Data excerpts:
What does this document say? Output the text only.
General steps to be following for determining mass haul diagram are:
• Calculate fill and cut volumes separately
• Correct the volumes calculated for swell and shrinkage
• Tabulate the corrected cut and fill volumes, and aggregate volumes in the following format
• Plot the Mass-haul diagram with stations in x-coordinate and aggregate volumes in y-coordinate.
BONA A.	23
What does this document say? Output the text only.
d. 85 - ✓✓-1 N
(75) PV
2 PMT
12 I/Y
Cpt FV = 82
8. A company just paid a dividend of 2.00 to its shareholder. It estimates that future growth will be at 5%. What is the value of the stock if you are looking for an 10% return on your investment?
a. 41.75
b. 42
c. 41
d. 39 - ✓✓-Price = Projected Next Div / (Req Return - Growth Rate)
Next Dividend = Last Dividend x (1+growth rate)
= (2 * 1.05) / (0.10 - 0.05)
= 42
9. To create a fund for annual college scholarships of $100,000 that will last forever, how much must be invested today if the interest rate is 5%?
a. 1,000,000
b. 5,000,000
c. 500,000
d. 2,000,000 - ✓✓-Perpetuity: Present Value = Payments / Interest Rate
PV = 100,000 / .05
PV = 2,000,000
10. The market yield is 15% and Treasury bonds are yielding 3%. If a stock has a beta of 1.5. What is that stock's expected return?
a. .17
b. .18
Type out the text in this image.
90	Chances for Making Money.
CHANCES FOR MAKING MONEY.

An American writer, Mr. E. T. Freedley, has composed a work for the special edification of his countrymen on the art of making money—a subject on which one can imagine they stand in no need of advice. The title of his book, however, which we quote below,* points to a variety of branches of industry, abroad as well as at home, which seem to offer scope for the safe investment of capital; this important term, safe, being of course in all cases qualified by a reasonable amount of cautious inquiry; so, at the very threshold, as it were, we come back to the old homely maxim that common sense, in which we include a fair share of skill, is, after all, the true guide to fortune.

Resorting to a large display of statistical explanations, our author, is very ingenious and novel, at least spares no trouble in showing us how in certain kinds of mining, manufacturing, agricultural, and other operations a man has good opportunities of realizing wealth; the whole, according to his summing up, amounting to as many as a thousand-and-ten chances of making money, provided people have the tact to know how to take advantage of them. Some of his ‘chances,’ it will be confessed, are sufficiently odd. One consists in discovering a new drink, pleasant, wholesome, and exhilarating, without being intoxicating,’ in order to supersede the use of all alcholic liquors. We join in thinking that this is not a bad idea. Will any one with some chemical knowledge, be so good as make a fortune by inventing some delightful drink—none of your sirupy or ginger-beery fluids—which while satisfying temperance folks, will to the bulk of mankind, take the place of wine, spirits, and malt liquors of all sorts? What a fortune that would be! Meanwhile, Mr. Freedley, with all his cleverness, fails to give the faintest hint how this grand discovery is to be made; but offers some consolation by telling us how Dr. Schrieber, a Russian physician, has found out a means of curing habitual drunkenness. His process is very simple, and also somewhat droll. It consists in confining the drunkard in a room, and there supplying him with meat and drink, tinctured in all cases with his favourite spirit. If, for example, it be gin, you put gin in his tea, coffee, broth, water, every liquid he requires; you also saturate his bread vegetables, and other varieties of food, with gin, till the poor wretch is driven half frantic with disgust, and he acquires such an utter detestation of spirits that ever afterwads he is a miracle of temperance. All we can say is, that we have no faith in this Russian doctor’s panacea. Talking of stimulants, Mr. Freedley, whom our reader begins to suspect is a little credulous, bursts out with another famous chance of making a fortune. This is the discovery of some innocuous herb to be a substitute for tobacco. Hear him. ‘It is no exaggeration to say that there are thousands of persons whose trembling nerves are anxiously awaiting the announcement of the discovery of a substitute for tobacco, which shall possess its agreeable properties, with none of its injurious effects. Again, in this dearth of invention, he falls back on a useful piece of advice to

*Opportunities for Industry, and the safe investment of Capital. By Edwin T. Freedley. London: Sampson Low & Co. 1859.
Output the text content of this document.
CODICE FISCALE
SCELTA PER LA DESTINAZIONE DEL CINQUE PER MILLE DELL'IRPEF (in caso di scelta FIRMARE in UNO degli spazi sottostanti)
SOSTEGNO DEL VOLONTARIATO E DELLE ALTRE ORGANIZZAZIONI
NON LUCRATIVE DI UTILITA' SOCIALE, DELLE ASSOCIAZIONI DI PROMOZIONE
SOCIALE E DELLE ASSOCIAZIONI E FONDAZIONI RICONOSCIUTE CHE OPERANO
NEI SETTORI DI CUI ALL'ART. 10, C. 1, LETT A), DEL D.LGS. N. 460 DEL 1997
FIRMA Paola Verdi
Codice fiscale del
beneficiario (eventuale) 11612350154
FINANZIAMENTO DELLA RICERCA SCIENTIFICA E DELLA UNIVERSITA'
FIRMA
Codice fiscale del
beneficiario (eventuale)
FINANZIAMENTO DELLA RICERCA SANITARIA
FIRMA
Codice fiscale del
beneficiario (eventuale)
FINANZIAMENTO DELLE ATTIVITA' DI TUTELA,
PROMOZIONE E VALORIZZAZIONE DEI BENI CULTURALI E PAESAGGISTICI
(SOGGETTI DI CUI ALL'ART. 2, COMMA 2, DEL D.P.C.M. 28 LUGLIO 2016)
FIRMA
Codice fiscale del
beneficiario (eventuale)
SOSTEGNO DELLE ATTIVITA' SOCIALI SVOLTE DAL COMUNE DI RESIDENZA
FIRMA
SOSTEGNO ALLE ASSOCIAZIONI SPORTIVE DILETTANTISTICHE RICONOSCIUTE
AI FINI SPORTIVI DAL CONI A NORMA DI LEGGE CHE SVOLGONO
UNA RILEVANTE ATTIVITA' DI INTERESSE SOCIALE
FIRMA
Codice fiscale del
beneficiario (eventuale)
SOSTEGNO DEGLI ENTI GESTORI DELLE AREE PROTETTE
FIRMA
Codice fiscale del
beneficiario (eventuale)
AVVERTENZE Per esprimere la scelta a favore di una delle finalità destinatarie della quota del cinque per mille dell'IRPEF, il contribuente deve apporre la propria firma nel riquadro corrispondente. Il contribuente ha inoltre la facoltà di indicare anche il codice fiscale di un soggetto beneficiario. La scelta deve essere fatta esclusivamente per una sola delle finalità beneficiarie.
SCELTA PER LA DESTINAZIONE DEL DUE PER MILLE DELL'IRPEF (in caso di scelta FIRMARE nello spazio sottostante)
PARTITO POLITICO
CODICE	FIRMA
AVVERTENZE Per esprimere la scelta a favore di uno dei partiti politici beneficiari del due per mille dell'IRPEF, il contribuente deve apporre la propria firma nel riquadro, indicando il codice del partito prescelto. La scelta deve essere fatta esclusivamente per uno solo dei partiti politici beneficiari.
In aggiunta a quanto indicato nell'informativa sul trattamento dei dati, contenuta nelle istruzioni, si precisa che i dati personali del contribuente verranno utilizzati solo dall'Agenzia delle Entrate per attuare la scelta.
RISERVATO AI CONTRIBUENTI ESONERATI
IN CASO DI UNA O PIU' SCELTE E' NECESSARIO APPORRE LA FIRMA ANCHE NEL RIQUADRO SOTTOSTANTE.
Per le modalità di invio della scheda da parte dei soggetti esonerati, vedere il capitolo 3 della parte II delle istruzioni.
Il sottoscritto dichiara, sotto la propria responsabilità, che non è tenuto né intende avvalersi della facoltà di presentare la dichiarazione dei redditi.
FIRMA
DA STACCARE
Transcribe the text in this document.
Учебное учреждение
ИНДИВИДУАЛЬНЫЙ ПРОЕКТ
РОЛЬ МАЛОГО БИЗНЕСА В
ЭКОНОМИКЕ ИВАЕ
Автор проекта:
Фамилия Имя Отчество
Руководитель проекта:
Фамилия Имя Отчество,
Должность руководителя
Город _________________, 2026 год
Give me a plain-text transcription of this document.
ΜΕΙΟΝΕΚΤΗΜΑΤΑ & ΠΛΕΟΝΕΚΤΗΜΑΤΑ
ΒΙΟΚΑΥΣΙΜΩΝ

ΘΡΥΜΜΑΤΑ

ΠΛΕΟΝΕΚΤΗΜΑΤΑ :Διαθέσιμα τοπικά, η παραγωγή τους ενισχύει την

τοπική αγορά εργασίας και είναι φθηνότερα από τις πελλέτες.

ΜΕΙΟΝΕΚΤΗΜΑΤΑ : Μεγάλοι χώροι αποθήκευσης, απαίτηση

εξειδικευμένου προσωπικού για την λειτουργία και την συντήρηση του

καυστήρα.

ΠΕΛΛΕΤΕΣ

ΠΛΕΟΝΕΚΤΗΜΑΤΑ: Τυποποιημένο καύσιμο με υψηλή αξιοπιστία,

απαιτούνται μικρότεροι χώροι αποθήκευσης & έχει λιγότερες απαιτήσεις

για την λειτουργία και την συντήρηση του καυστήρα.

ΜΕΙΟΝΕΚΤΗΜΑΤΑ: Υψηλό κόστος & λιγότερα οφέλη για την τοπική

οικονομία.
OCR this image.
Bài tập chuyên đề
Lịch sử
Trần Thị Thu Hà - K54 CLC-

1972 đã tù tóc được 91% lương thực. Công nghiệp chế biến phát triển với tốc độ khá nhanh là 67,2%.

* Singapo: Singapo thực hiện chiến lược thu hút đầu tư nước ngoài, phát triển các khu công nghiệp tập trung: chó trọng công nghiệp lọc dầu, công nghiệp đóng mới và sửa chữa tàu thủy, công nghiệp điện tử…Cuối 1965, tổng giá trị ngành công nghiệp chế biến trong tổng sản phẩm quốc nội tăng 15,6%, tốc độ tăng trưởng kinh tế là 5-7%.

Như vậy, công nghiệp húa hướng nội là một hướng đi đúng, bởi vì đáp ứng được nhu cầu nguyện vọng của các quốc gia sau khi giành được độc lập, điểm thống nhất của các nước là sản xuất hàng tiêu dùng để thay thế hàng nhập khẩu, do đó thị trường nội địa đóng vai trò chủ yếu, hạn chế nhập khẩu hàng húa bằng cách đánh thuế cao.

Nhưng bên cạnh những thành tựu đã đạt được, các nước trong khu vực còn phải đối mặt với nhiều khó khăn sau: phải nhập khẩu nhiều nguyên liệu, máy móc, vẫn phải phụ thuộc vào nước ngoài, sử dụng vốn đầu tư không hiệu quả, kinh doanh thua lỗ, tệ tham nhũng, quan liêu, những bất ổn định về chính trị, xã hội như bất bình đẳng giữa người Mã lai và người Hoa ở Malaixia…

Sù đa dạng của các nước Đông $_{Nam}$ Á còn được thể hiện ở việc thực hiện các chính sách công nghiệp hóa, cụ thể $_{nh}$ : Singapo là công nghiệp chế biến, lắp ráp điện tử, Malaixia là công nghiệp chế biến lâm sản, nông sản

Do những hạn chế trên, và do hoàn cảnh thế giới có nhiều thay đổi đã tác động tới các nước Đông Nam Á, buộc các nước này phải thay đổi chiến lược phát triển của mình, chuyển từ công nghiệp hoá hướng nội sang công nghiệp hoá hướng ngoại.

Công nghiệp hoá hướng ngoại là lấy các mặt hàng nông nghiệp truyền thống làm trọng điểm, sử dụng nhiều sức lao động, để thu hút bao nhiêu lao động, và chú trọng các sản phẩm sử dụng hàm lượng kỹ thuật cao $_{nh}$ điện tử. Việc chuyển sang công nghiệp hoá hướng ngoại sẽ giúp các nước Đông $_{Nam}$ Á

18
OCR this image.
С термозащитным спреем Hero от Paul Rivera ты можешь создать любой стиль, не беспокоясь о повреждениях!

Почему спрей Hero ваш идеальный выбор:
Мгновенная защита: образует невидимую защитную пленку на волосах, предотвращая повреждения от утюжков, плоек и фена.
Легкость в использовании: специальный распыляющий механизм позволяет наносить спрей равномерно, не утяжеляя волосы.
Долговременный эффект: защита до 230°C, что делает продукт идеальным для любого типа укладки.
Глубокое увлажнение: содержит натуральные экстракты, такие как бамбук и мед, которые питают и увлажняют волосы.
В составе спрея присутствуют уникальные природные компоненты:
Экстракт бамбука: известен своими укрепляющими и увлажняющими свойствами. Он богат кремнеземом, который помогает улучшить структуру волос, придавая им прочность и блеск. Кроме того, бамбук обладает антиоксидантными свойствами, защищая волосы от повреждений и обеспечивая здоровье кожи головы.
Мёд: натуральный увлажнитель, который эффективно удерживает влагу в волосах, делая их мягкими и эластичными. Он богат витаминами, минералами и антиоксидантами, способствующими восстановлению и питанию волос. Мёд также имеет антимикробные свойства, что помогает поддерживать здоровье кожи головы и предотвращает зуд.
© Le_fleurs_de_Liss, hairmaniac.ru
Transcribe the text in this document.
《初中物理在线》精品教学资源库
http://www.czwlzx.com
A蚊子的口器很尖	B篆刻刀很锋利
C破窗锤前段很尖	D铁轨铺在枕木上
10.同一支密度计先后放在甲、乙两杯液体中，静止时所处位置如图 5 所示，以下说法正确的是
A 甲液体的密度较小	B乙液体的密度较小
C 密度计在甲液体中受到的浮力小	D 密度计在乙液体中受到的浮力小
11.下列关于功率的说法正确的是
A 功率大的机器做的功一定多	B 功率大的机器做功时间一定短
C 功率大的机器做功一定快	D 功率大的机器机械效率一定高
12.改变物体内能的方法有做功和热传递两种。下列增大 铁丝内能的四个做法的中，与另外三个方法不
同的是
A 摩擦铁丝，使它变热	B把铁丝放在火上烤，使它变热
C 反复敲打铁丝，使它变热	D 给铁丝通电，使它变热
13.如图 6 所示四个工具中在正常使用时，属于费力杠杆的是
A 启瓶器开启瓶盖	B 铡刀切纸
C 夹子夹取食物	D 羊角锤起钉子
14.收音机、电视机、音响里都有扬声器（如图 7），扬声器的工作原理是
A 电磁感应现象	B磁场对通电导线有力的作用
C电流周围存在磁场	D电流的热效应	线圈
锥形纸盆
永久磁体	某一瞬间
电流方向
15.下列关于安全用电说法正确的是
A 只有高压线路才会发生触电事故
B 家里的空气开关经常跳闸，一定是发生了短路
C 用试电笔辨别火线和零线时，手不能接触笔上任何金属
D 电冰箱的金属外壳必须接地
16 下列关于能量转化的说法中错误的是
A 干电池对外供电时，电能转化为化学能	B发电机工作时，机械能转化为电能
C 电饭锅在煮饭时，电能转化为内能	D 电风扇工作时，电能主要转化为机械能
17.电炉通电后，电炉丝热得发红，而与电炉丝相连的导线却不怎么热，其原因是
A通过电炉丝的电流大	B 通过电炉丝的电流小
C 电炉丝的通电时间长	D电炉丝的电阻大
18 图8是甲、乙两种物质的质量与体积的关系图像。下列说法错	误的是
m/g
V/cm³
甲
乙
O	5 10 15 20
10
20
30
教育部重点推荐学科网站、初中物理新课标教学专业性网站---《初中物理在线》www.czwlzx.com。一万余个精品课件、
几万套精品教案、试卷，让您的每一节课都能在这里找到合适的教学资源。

_Set task_. In the lines above, locate the string "SOSTEGNO". Copy every line where it occurs.

_Reply_.
SOSTEGNO DEL VOLONTARIATO E DELLE ALTRE ORGANIZZAZIONI
SOSTEGNO DELLE ATTIVITA' SOCIALI SVOLTE DAL COMUNE DI RESIDENZA
SOSTEGNO ALLE ASSOCIAZIONI SPORTIVE DILETTANTISTICHE RICONOSCIUTE
SOSTEGNO DEGLI ENTI GESTORI DELLE AREE PROTETTE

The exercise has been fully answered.